>> Begin ROWS
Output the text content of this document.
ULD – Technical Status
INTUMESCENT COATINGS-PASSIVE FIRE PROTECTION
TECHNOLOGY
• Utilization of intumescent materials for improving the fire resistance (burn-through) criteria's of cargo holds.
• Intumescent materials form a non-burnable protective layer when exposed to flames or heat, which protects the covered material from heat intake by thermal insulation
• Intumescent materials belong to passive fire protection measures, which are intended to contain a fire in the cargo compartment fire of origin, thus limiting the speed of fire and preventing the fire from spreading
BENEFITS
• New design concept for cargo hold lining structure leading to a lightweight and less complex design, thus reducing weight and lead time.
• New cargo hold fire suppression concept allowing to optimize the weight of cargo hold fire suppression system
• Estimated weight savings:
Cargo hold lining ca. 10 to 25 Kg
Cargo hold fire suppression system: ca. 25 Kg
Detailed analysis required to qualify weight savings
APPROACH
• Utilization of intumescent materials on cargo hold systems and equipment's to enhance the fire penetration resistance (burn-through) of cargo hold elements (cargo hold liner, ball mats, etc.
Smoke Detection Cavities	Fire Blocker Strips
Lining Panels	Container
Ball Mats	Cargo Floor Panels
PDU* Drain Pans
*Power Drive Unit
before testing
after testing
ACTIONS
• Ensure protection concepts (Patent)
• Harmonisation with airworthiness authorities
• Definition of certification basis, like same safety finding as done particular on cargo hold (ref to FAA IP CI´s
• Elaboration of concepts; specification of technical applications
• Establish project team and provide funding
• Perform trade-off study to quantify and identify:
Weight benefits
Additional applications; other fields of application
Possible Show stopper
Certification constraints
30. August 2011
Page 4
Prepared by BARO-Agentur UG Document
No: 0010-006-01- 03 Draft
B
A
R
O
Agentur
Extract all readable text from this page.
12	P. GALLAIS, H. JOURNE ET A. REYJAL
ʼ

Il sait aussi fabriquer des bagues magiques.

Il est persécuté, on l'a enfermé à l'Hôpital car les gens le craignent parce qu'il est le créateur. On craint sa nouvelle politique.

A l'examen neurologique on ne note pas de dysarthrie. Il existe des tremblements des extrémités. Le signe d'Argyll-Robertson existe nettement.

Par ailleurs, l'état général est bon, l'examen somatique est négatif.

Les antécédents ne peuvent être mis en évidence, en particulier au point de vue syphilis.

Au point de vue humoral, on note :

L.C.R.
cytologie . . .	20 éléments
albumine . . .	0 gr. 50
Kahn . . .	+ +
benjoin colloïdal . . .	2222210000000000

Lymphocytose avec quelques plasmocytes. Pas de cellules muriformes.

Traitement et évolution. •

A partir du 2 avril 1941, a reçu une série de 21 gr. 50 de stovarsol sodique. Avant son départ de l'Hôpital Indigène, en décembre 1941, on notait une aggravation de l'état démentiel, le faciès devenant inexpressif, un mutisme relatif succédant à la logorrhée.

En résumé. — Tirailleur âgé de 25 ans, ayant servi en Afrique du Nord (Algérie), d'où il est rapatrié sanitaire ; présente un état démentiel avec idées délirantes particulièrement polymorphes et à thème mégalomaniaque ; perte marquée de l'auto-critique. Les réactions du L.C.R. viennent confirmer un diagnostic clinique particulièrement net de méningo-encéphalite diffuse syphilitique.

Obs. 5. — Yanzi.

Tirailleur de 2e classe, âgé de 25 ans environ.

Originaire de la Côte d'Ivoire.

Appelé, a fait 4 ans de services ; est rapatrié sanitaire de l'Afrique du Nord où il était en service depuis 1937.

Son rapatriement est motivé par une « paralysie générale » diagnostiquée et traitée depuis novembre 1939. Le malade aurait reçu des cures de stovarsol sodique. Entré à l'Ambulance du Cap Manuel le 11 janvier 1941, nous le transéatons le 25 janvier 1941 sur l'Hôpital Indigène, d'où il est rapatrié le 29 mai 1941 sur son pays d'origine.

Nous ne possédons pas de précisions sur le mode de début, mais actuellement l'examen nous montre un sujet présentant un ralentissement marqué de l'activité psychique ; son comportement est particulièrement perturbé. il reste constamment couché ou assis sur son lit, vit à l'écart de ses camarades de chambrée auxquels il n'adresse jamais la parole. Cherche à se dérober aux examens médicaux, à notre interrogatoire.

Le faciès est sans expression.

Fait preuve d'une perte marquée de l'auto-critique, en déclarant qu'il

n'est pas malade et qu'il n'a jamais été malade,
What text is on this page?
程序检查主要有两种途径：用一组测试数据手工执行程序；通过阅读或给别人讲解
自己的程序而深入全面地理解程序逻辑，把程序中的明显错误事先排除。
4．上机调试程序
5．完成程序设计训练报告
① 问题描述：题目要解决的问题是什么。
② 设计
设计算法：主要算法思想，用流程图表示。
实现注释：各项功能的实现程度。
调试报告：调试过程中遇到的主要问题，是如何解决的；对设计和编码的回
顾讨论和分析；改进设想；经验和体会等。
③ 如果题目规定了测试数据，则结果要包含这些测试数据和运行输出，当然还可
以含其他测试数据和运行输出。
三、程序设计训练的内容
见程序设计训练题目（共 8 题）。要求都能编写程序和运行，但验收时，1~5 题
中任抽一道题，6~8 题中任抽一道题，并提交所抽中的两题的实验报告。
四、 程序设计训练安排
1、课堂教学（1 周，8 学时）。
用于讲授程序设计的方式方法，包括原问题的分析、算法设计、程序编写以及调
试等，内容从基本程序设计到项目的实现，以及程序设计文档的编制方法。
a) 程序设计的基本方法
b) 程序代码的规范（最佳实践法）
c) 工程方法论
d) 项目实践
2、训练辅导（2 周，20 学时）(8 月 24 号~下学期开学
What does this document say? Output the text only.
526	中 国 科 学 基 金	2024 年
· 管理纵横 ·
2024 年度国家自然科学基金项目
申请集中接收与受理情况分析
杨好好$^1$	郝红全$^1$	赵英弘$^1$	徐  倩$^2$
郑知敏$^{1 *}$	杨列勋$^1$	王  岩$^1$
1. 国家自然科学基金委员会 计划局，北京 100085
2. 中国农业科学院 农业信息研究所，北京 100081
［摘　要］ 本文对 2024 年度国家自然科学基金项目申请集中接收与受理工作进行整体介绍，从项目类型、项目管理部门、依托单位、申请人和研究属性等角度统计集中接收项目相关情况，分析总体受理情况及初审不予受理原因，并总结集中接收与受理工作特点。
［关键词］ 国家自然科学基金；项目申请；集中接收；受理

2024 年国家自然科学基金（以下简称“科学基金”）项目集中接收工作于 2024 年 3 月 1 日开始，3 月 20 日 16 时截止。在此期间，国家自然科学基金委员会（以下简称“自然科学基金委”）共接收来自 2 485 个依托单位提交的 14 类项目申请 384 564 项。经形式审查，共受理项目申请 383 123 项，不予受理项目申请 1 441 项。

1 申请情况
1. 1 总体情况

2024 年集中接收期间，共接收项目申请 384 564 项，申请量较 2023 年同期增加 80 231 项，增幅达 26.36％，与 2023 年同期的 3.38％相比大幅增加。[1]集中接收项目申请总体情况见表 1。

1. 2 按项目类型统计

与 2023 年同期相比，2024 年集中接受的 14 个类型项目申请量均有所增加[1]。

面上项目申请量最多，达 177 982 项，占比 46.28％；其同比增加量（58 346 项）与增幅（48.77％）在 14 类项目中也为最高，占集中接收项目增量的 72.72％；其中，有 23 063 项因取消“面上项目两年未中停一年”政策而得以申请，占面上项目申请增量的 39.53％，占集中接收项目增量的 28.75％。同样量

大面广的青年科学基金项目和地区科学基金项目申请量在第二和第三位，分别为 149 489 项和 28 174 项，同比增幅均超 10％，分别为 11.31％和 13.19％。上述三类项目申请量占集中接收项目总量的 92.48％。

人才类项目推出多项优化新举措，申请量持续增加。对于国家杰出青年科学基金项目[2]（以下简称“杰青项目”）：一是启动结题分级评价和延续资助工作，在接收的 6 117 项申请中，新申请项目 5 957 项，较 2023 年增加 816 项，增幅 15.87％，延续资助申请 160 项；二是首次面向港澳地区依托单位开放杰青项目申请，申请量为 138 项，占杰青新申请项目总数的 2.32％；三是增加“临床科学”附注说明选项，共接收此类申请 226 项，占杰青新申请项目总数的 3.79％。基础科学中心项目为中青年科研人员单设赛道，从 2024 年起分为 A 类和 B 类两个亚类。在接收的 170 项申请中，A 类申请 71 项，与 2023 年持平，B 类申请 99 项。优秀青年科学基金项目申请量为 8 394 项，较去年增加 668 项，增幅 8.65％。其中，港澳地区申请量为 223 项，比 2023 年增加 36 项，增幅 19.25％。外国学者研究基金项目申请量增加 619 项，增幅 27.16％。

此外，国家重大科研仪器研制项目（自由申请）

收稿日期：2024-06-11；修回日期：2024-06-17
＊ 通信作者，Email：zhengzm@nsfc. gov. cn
>> End ROWS
DO THIS: Check each line of the entries for the string "thus". Copy the lines that have it.

REPLY:
• Intumescent materials belong to passive fire protection measures, which are intended to contain a fire in the cargo compartment fire of origin, thus limiting the speed of fire and preventing the fire from spreading
• New design concept for cargo hold lining structure leading to a lightweight and less complex design, thus reducing weight and lead time.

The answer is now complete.